━━ Provided data

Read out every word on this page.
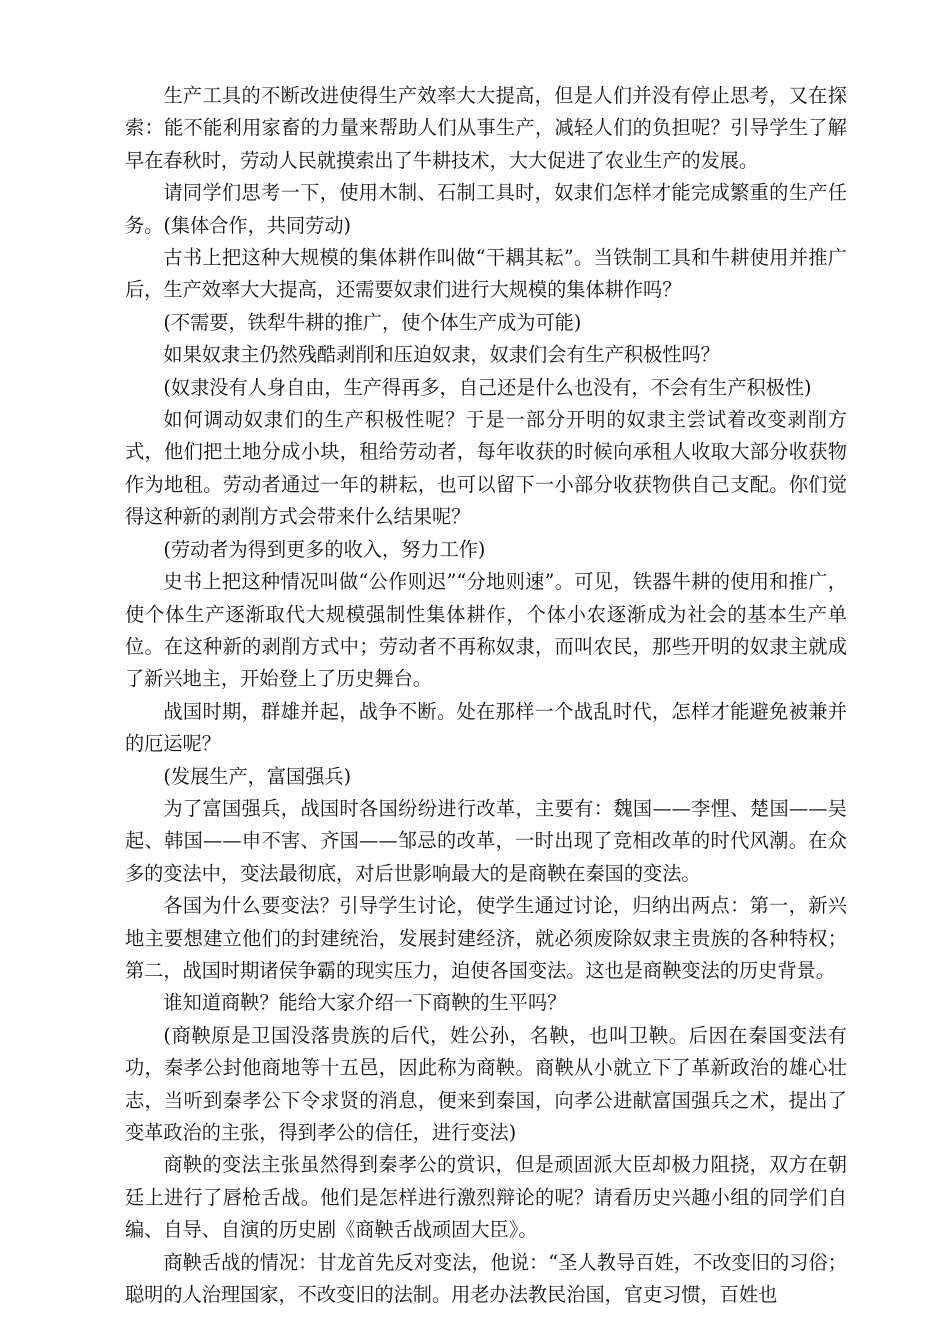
生产工具的不断改进使得生产效率大大提高，但是人们并没有停止思考，又在探索：能不能利用家畜的力量来帮助人们从事生产，减轻人们的负担呢？引导学生了解早在春秋时，劳动人民就摸索出了牛耕技术，大大促进了农业生产的发展。

请同学们思考一下，使用木制、石制工具时，奴隶们怎样才能完成繁重的生产任务。(集体合作，共同劳动)

古书上把这种大规模的集体耕作叫做“干耦其耘”。当铁制工具和牛耕使用并推广后，生产效率大大提高，还需要奴隶们进行大规模的集体耕作吗？

(不需要，铁犁牛耕的推广，使个体生产成为可能)

如果奴隶主仍然残酷剥削和压迫奴隶，奴隶们会有生产积极性吗？

(奴隶没有人身自由，生产得再多，自己还是什么也没有，不会有生产积极性)

如何调动奴隶们的生产积极性呢？于是一部分开明的奴隶主尝试着改变剥削方式，他们把土地分成小块，租给劳动者，每年收获的时候向承租人收取大部分收获物作为地租。劳动者通过一年的耕耘，也可以留下一小部分收获物供自己支配。你们觉得这种新的剥削方式会带来什么结果呢？

(劳动者为得到更多的收入，努力工作)

史书上把这种情况叫做“公作则迟”“分地则速”。可见，铁器牛耕的使用和推广，使个体生产逐渐取代大规模强制性集体耕作，个体小农逐渐成为社会的基本生产单位。在这种新的剥削方式中；劳动者不再称奴隶，而叫农民，那些开明的奴隶主就成了新兴地主，开始登上了历史舞台。

战国时期，群雄并起，战争不断。处在那样一个战乱时代，怎样才能避免被兼并的厄运呢？

(发展生产，富国强兵)

为了富国强兵，战国时各国纷纷进行改革，主要有：魏国——李悝、楚国——吴起、韩国——申不害、齐国——邹忌的改革，一时出现了竞相改革的时代风潮。在众多的变法中，变法最彻底，对后世影响最大的是商鞅在秦国的变法。

各国为什么要变法？引导学生讨论，使学生通过讨论，归纳出两点：第一，新兴地主要想建立他们的封建统治，发展封建经济，就必须废除奴隶主贵族的各种特权；第二，战国时期诸侯争霸的现实压力，迫使各国变法。这也是商鞅变法的历史背景。

谁知道商鞅？能给大家介绍一下商鞅的生平吗？

(商鞅原是卫国没落贵族的后代，姓公孙，名鞅，也叫卫鞅。后因在秦国变法有功，秦孝公封他商地等十五邑，因此称为商鞅。商鞅从小就立下了革新政治的雄心壮志，当听到秦孝公下令求贤的消息，便来到秦国，向孝公进献富国强兵之术，提出了变革政治的主张，得到孝公的信任，进行变法)

商鞅的变法主张虽然得到秦孝公的赏识，但是顽固派大臣却极力阻挠，双方在朝廷上进行了唇枪舌战。他们是怎样进行激烈辩论的呢？请看历史兴趣小组的同学们自编、自导、自演的历史剧《商鞅舌战顽固大臣》。

商鞅舌战的情况：甘龙首先反对变法，他说：“圣人教导百姓，不改变旧的习俗；聪明的人治理国家，不改变旧的法制。用老办法教民治国，官吏习惯，百姓也
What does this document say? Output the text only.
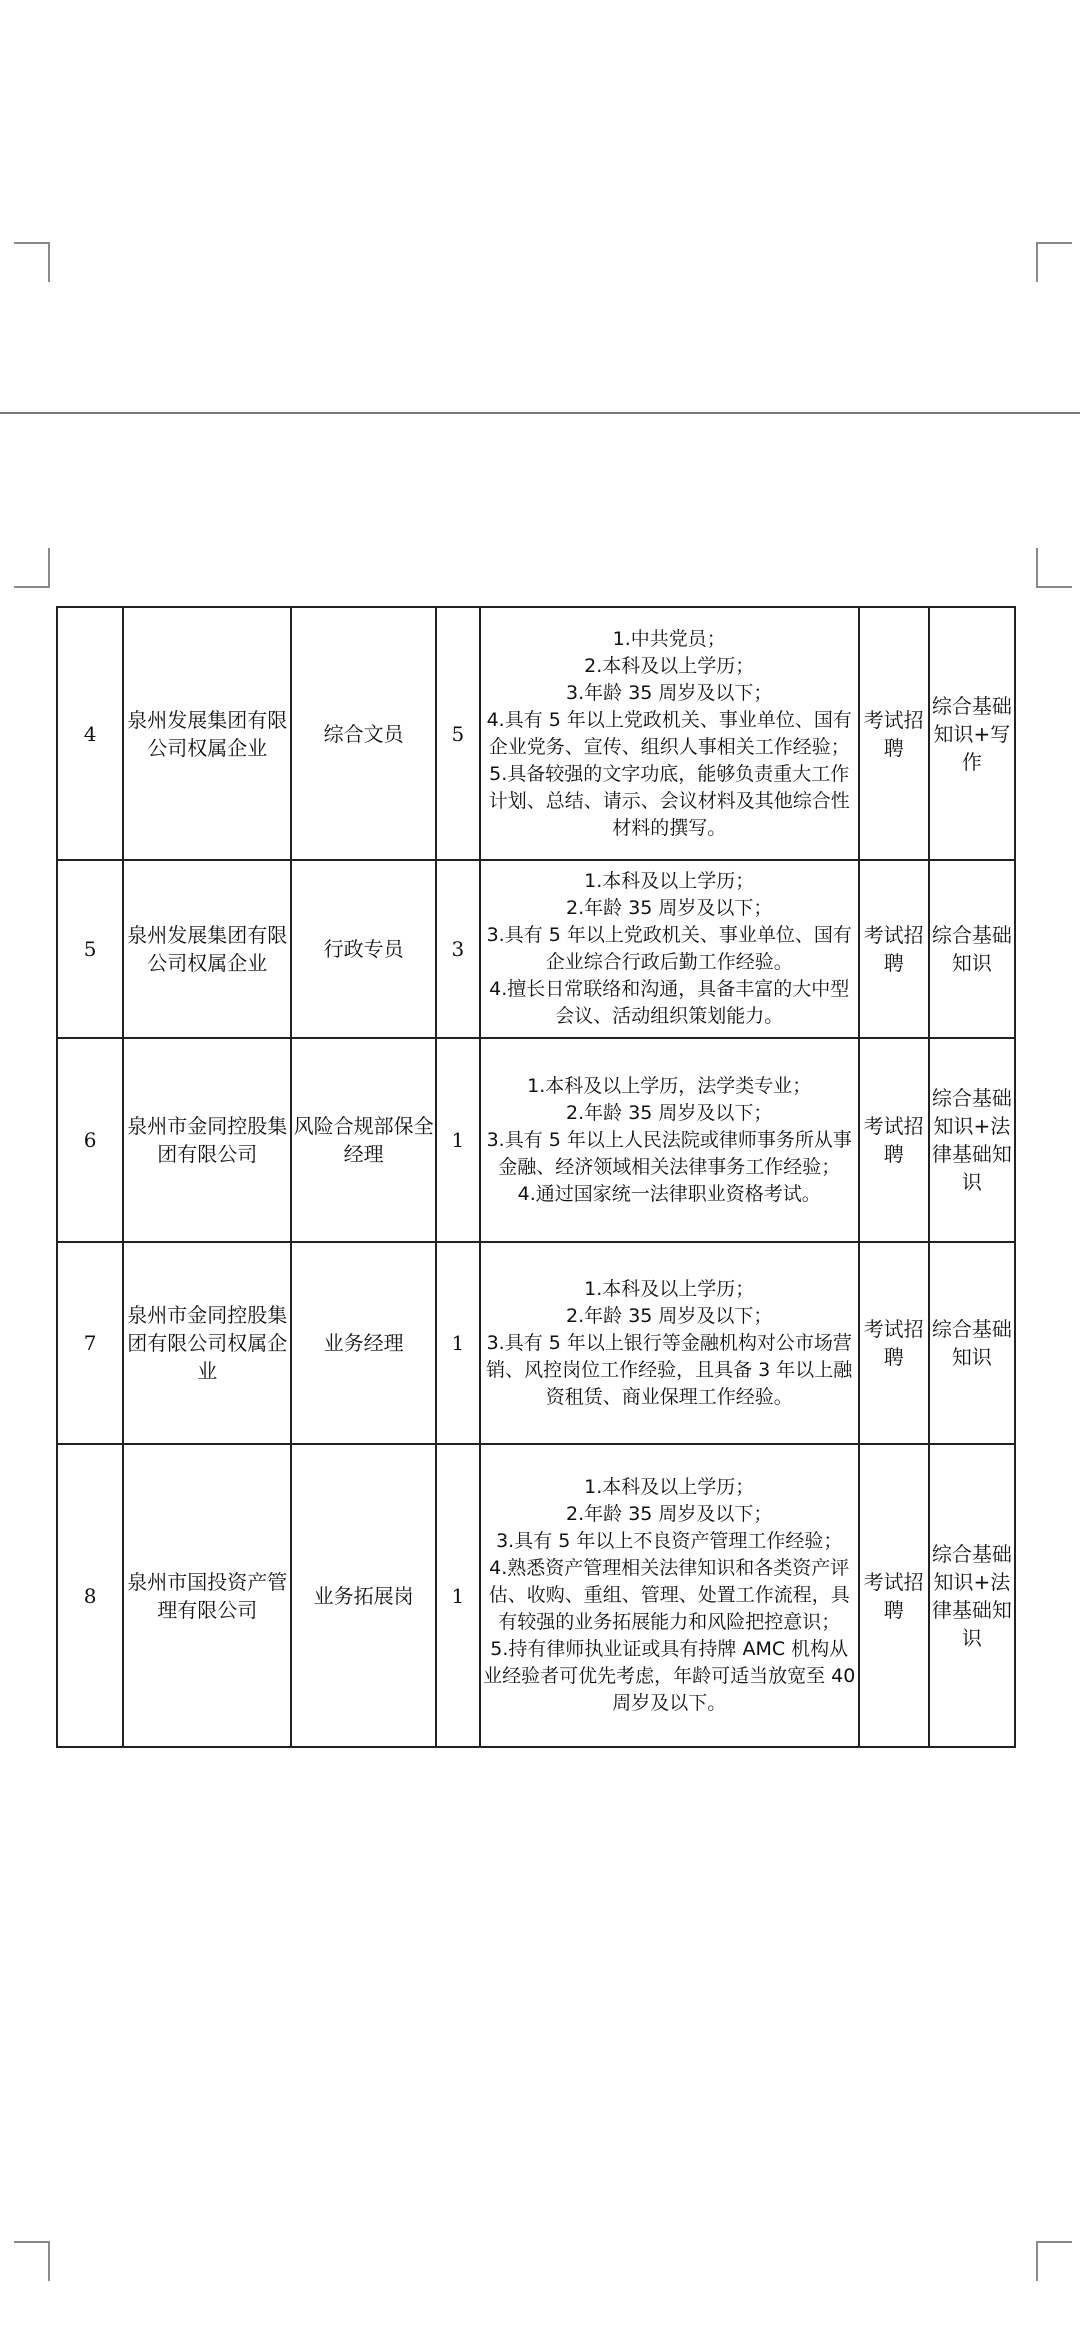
4	泉州发展集团有限公司权属企业	综合文员	5	1.中共党员；
2.本科及以上学历；
3.年龄 35 周岁及以下；
4.具有 5 年以上党政机关、事业单位、国有企业党务、宣传、组织人事相关工作经验；
5.具备较强的文字功底，能够负责重大工作计划、总结、请示、会议材料及其他综合性材料的撰写。	考试招聘	综合基础知识+写作
5	泉州发展集团有限公司权属企业	行政专员	3	1.本科及以上学历；
2.年龄 35 周岁及以下；
3.具有 5 年以上党政机关、事业单位、国有企业综合行政后勤工作经验。
4.擅长日常联络和沟通，具备丰富的大中型会议、活动组织策划能力。	考试招聘	综合基础知识
6	泉州市金同控股集团有限公司	风险合规部保全经理	1	1.本科及以上学历，法学类专业；
2.年龄 35 周岁及以下；
3.具有 5 年以上人民法院或律师事务所从事金融、经济领域相关法律事务工作经验；
4.通过国家统一法律职业资格考试。	考试招聘	综合基础知识+法律基础知识
7	泉州市金同控股集团有限公司权属企业	业务经理	1	1.本科及以上学历；
2.年龄 35 周岁及以下；
3.具有 5 年以上银行等金融机构对公市场营销、风控岗位工作经验，且具备 3 年以上融资租赁、商业保理工作经验。	考试招聘	综合基础知识
8	泉州市国投资产管理有限公司	业务拓展岗	1	1.本科及以上学历；
2.年龄 35 周岁及以下；
3.具有 5 年以上不良资产管理工作经验；
4.熟悉资产管理相关法律知识和各类资产评估、收购、重组、管理、处置工作流程，具有较强的业务拓展能力和风险把控意识；
5.持有律师执业证或具有持牌 AMC 机构从业经验者可优先考虑，年龄可适当放宽至 40 周岁及以下。	考试招聘	综合基础知识+法律基础知识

━━━━

**Work to complete:**
From the listing, extract all text exactly as given and drop any picture.

**The solution:**
Read out every word on this page.
生产工具的不断改进使得生产效率大大提高，但是人们并没有停止思考，又在探索：能不能利用家畜的力量来帮助人们从事生产，减轻人们的负担呢？引导学生了解早在春秋时，劳动人民就摸索出了牛耕技术，大大促进了农业生产的发展。

请同学们思考一下，使用木制、石制工具时，奴隶们怎样才能完成繁重的生产任务。(集体合作，共同劳动)

古书上把这种大规模的集体耕作叫做“干耦其耘”。当铁制工具和牛耕使用并推广后，生产效率大大提高，还需要奴隶们进行大规模的集体耕作吗？

(不需要，铁犁牛耕的推广，使个体生产成为可能)

如果奴隶主仍然残酷剥削和压迫奴隶，奴隶们会有生产积极性吗？

(奴隶没有人身自由，生产得再多，自己还是什么也没有，不会有生产积极性)

如何调动奴隶们的生产积极性呢？于是一部分开明的奴隶主尝试着改变剥削方式，他们把土地分成小块，租给劳动者，每年收获的时候向承租人收取大部分收获物作为地租。劳动者通过一年的耕耘，也可以留下一小部分收获物供自己支配。你们觉得这种新的剥削方式会带来什么结果呢？

(劳动者为得到更多的收入，努力工作)

史书上把这种情况叫做“公作则迟”“分地则速”。可见，铁器牛耕的使用和推广，使个体生产逐渐取代大规模强制性集体耕作，个体小农逐渐成为社会的基本生产单位。在这种新的剥削方式中；劳动者不再称奴隶，而叫农民，那些开明的奴隶主就成了新兴地主，开始登上了历史舞台。

战国时期，群雄并起，战争不断。处在那样一个战乱时代，怎样才能避免被兼并的厄运呢？

(发展生产，富国强兵)

为了富国强兵，战国时各国纷纷进行改革，主要有：魏国——李悝、楚国——吴起、韩国——申不害、齐国——邹忌的改革，一时出现了竞相改革的时代风潮。在众多的变法中，变法最彻底，对后世影响最大的是商鞅在秦国的变法。

各国为什么要变法？引导学生讨论，使学生通过讨论，归纳出两点：第一，新兴地主要想建立他们的封建统治，发展封建经济，就必须废除奴隶主贵族的各种特权；第二，战国时期诸侯争霸的现实压力，迫使各国变法。这也是商鞅变法的历史背景。

谁知道商鞅？能给大家介绍一下商鞅的生平吗？

(商鞅原是卫国没落贵族的后代，姓公孙，名鞅，也叫卫鞅。后因在秦国变法有功，秦孝公封他商地等十五邑，因此称为商鞅。商鞅从小就立下了革新政治的雄心壮志，当听到秦孝公下令求贤的消息，便来到秦国，向孝公进献富国强兵之术，提出了变革政治的主张，得到孝公的信任，进行变法)

商鞅的变法主张虽然得到秦孝公的赏识，但是顽固派大臣却极力阻挠，双方在朝廷上进行了唇枪舌战。他们是怎样进行激烈辩论的呢？请看历史兴趣小组的同学们自编、自导、自演的历史剧《商鞅舌战顽固大臣》。

商鞅舌战的情况：甘龙首先反对变法，他说：“圣人教导百姓，不改变旧的习俗；聪明的人治理国家，不改变旧的法制。用老办法教民治国，官吏习惯，百姓也
What does this document say? Output the text only.
4	泉州发展集团有限公司权属企业	综合文员	5	1.中共党员；
2.本科及以上学历；
3.年龄 35 周岁及以下；
4.具有 5 年以上党政机关、事业单位、国有企业党务、宣传、组织人事相关工作经验；
5.具备较强的文字功底，能够负责重大工作计划、总结、请示、会议材料及其他综合性材料的撰写。	考试招聘	综合基础知识+写作
5	泉州发展集团有限公司权属企业	行政专员	3	1.本科及以上学历；
2.年龄 35 周岁及以下；
3.具有 5 年以上党政机关、事业单位、国有企业综合行政后勤工作经验。
4.擅长日常联络和沟通，具备丰富的大中型会议、活动组织策划能力。	考试招聘	综合基础知识
6	泉州市金同控股集团有限公司	风险合规部保全经理	1	1.本科及以上学历，法学类专业；
2.年龄 35 周岁及以下；
3.具有 5 年以上人民法院或律师事务所从事金融、经济领域相关法律事务工作经验；
4.通过国家统一法律职业资格考试。	考试招聘	综合基础知识+法律基础知识
7	泉州市金同控股集团有限公司权属企业	业务经理	1	1.本科及以上学历；
2.年龄 35 周岁及以下；
3.具有 5 年以上银行等金融机构对公市场营销、风控岗位工作经验，且具备 3 年以上融资租赁、商业保理工作经验。	考试招聘	综合基础知识
8	泉州市国投资产管理有限公司	业务拓展岗	1	1.本科及以上学历；
2.年龄 35 周岁及以下；
3.具有 5 年以上不良资产管理工作经验；
4.熟悉资产管理相关法律知识和各类资产评估、收购、重组、管理、处置工作流程，具有较强的业务拓展能力和风险把控意识；
5.持有律师执业证或具有持牌 AMC 机构从业经验者可优先考虑，年龄可适当放宽至 40 周岁及以下。	考试招聘	综合基础知识+法律基础知识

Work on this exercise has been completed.